--- START OF RECORDS FOR THE EXERCISE ---

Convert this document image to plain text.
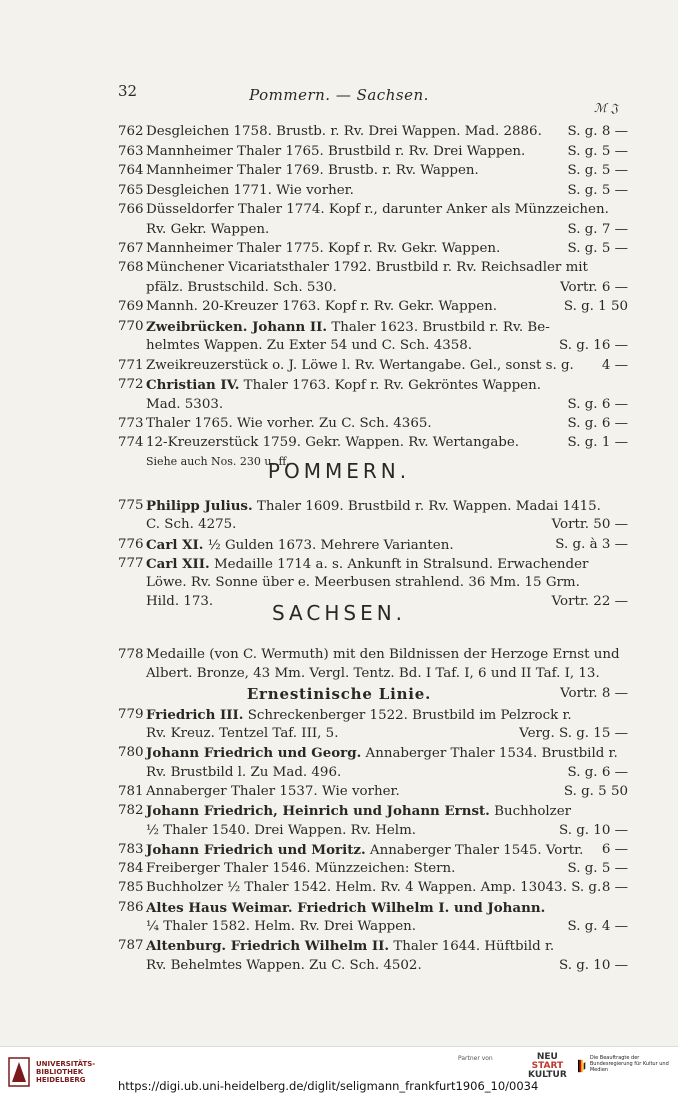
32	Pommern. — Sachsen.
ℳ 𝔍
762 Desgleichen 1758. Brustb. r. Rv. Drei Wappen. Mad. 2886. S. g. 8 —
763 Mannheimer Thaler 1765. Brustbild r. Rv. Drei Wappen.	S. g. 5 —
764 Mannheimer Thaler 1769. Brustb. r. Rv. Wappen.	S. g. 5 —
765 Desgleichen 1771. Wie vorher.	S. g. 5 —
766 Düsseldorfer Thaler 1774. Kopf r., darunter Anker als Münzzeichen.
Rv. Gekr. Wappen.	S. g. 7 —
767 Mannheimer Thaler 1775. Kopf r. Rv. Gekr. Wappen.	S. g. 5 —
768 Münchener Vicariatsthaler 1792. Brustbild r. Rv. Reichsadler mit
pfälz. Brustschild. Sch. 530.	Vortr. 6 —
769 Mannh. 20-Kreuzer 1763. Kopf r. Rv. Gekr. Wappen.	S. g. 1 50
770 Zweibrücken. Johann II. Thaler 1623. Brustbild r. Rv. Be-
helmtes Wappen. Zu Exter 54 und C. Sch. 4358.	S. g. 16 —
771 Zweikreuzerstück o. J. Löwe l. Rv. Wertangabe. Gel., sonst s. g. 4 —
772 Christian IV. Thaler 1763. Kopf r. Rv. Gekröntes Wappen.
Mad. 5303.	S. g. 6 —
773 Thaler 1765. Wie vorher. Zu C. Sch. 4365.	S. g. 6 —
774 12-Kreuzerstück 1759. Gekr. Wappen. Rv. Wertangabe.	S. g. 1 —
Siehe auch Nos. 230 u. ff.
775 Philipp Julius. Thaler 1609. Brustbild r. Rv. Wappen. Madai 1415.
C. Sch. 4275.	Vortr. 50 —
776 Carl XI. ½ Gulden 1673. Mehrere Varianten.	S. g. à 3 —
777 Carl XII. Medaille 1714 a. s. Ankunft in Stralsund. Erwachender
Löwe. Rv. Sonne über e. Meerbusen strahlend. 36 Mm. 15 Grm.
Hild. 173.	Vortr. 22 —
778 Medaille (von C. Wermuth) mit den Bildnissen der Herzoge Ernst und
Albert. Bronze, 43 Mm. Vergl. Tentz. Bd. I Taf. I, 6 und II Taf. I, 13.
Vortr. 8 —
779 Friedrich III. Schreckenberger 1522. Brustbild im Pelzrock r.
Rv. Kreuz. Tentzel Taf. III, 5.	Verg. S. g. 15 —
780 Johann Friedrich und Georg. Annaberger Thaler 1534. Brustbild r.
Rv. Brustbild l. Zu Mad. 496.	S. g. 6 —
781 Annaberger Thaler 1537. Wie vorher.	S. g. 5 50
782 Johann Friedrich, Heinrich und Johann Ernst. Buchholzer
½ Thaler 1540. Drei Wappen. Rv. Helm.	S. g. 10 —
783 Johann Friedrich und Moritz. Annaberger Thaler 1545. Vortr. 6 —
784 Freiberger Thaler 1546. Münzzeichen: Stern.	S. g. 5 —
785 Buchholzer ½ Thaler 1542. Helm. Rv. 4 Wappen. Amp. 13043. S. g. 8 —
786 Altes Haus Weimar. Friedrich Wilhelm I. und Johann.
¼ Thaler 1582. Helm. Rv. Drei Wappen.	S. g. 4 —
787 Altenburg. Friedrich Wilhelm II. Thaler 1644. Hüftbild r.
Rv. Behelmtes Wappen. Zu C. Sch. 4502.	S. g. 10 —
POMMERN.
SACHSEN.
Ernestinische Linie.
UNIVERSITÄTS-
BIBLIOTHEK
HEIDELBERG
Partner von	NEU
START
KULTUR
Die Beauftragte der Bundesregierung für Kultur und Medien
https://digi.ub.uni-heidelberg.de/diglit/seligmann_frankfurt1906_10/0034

--- END OF RECORDS FOR THE EXERCISE ---

### GOAL OF THE EXERCISE
Write the listing out a second time exactly, dropping all images.

### EXERCISE ANSWER
Convert this document image to plain text.
32	Pommern. — Sachsen.
ℳ 𝔍
762 Desgleichen 1758. Brustb. r. Rv. Drei Wappen. Mad. 2886. S. g. 8 —
763 Mannheimer Thaler 1765. Brustbild r. Rv. Drei Wappen.	S. g. 5 —
764 Mannheimer Thaler 1769. Brustb. r. Rv. Wappen.	S. g. 5 —
765 Desgleichen 1771. Wie vorher.	S. g. 5 —
766 Düsseldorfer Thaler 1774. Kopf r., darunter Anker als Münzzeichen.
Rv. Gekr. Wappen.	S. g. 7 —
767 Mannheimer Thaler 1775. Kopf r. Rv. Gekr. Wappen.	S. g. 5 —
768 Münchener Vicariatsthaler 1792. Brustbild r. Rv. Reichsadler mit
pfälz. Brustschild. Sch. 530.	Vortr. 6 —
769 Mannh. 20-Kreuzer 1763. Kopf r. Rv. Gekr. Wappen.	S. g. 1 50
770 Zweibrücken. Johann II. Thaler 1623. Brustbild r. Rv. Be-
helmtes Wappen. Zu Exter 54 und C. Sch. 4358.	S. g. 16 —
771 Zweikreuzerstück o. J. Löwe l. Rv. Wertangabe. Gel., sonst s. g. 4 —
772 Christian IV. Thaler 1763. Kopf r. Rv. Gekröntes Wappen.
Mad. 5303.	S. g. 6 —
773 Thaler 1765. Wie vorher. Zu C. Sch. 4365.	S. g. 6 —
774 12-Kreuzerstück 1759. Gekr. Wappen. Rv. Wertangabe.	S. g. 1 —
Siehe auch Nos. 230 u. ff.
775 Philipp Julius. Thaler 1609. Brustbild r. Rv. Wappen. Madai 1415.
C. Sch. 4275.	Vortr. 50 —
776 Carl XI. ½ Gulden 1673. Mehrere Varianten.	S. g. à 3 —
777 Carl XII. Medaille 1714 a. s. Ankunft in Stralsund. Erwachender
Löwe. Rv. Sonne über e. Meerbusen strahlend. 36 Mm. 15 Grm.
Hild. 173.	Vortr. 22 —
778 Medaille (von C. Wermuth) mit den Bildnissen der Herzoge Ernst und
Albert. Bronze, 43 Mm. Vergl. Tentz. Bd. I Taf. I, 6 und II Taf. I, 13.
Vortr. 8 —
779 Friedrich III. Schreckenberger 1522. Brustbild im Pelzrock r.
Rv. Kreuz. Tentzel Taf. III, 5.	Verg. S. g. 15 —
780 Johann Friedrich und Georg. Annaberger Thaler 1534. Brustbild r.
Rv. Brustbild l. Zu Mad. 496.	S. g. 6 —
781 Annaberger Thaler 1537. Wie vorher.	S. g. 5 50
782 Johann Friedrich, Heinrich und Johann Ernst. Buchholzer
½ Thaler 1540. Drei Wappen. Rv. Helm.	S. g. 10 —
783 Johann Friedrich und Moritz. Annaberger Thaler 1545. Vortr. 6 —
784 Freiberger Thaler 1546. Münzzeichen: Stern.	S. g. 5 —
785 Buchholzer ½ Thaler 1542. Helm. Rv. 4 Wappen. Amp. 13043. S. g. 8 —
786 Altes Haus Weimar. Friedrich Wilhelm I. und Johann.
¼ Thaler 1582. Helm. Rv. Drei Wappen.	S. g. 4 —
787 Altenburg. Friedrich Wilhelm II. Thaler 1644. Hüftbild r.
Rv. Behelmtes Wappen. Zu C. Sch. 4502.	S. g. 10 —
POMMERN.
SACHSEN.
Ernestinische Linie.
UNIVERSITÄTS-
BIBLIOTHEK
HEIDELBERG
Partner von	NEU
START
KULTUR
Die Beauftragte der Bundesregierung für Kultur und Medien
https://digi.ub.uni-heidelberg.de/diglit/seligmann_frankfurt1906_10/0034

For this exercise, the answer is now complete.